• [EXERCISE REQUIREMENTS]: Reproduce the listing verbatim.
* BEGIN SOURCE MATERIAL *
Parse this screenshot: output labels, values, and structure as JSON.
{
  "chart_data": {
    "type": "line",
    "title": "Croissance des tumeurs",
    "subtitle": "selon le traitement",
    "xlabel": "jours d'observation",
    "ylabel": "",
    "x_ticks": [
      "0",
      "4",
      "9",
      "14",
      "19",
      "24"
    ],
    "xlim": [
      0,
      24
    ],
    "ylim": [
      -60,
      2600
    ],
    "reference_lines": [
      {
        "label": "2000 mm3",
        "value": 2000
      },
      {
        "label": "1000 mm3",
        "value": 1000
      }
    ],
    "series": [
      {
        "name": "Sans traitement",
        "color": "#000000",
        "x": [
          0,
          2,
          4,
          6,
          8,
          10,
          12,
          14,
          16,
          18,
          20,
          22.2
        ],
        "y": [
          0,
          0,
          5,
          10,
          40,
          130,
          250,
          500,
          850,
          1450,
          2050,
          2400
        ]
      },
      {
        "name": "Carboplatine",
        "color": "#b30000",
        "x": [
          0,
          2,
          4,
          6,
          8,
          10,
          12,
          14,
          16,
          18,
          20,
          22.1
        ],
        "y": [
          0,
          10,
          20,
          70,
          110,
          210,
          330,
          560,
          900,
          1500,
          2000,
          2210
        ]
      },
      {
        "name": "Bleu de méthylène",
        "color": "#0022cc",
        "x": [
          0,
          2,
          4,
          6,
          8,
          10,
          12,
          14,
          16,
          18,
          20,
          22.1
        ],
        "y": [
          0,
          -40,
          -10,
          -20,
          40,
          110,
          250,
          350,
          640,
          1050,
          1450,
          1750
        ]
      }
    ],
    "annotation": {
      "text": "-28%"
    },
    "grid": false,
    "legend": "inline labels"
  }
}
* END SOURCE MATERIAL *
• [RESPONSE TO THIS TASK]:
Parse this screenshot: output labels, values, and structure as JSON.
{
  "chart_data": {
    "type": "line",
    "title": "Croissance des tumeurs",
    "subtitle": "selon le traitement",
    "xlabel": "jours d'observation",
    "ylabel": "",
    "x_ticks": [
      "0",
      "4",
      "9",
      "14",
      "19",
      "24"
    ],
    "xlim": [
      0,
      24
    ],
    "ylim": [
      -60,
      2600
    ],
    "reference_lines": [
      {
        "label": "2000 mm3",
        "value": 2000
      },
      {
        "label": "1000 mm3",
        "value": 1000
      }
    ],
    "series": [
      {
        "name": "Sans traitement",
        "color": "#000000",
        "x": [
          0,
          2,
          4,
          6,
          8,
          10,
          12,
          14,
          16,
          18,
          20,
          22.2
        ],
        "y": [
          0,
          0,
          5,
          10,
          40,
          130,
          250,
          500,
          850,
          1450,
          2050,
          2400
        ]
      },
      {
        "name": "Carboplatine",
        "color": "#b30000",
        "x": [
          0,
          2,
          4,
          6,
          8,
          10,
          12,
          14,
          16,
          18,
          20,
          22.1
        ],
        "y": [
          0,
          10,
          20,
          70,
          110,
          210,
          330,
          560,
          900,
          1500,
          2000,
          2210
        ]
      },
      {
        "name": "Bleu de méthylène",
        "color": "#0022cc",
        "x": [
          0,
          2,
          4,
          6,
          8,
          10,
          12,
          14,
          16,
          18,
          20,
          22.1
        ],
        "y": [
          0,
          -40,
          -10,
          -20,
          40,
          110,
          250,
          350,
          640,
          1050,
          1450,
          1750
        ]
      }
    ],
    "annotation": {
      "text": "-28%"
    },
    "grid": false,
    "legend": "inline labels"
  }
}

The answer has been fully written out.